** Record set **
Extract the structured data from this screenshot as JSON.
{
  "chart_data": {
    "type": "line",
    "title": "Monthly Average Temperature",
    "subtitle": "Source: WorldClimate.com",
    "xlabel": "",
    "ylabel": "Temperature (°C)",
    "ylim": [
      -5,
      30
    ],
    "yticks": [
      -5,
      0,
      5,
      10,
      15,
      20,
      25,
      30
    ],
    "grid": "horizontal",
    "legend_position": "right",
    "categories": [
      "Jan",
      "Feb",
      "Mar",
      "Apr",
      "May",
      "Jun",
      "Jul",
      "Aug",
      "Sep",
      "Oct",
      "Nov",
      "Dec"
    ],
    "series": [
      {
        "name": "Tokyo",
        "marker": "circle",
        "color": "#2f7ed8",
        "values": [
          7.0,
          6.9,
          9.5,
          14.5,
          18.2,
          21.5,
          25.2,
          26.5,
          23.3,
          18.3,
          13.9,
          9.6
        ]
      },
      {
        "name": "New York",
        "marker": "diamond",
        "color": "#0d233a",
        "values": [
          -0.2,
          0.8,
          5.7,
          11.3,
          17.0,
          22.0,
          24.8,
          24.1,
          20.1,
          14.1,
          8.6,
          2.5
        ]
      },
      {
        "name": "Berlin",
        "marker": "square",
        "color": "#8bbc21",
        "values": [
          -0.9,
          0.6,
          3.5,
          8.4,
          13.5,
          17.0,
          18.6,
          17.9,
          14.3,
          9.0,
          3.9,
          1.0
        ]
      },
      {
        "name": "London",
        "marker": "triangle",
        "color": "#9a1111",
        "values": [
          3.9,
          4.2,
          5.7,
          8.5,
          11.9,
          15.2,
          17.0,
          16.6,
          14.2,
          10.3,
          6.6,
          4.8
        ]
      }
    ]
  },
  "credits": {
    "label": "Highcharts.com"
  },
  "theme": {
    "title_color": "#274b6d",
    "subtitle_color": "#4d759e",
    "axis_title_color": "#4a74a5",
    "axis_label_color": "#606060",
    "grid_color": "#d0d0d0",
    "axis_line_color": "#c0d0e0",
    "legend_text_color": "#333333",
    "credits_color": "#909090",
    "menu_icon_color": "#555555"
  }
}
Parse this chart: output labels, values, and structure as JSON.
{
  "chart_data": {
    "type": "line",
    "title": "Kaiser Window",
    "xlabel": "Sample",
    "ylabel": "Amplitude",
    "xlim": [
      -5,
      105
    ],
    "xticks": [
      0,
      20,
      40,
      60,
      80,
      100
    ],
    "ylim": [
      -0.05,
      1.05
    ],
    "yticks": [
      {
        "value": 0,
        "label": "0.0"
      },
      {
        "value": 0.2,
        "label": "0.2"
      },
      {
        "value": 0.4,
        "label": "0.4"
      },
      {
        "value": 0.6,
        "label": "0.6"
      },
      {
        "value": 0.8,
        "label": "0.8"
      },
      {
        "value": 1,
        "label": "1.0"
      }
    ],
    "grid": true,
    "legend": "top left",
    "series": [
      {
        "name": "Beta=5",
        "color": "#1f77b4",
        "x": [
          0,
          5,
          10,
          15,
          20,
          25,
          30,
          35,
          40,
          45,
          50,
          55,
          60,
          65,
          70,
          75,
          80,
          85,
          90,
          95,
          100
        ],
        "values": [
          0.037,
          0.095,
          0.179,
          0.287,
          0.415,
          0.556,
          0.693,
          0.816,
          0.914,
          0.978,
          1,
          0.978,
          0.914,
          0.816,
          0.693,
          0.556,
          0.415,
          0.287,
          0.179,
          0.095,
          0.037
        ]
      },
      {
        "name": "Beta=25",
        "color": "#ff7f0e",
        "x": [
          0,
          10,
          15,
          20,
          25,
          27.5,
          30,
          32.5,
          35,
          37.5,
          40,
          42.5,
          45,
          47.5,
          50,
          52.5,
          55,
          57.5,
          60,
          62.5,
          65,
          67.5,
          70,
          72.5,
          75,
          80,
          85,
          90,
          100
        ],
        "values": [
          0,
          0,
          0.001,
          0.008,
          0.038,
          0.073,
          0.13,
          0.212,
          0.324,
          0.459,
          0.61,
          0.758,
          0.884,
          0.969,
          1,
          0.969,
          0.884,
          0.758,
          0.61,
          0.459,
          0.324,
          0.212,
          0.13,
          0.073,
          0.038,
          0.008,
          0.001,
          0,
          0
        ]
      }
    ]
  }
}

** What the exercise asks **
Examine the records and pull out every line where the string "JSON" occurs.

** Solution to this problem **
Extract the structured data from this screenshot as JSON.
Parse this chart: output labels, values, and structure as JSON.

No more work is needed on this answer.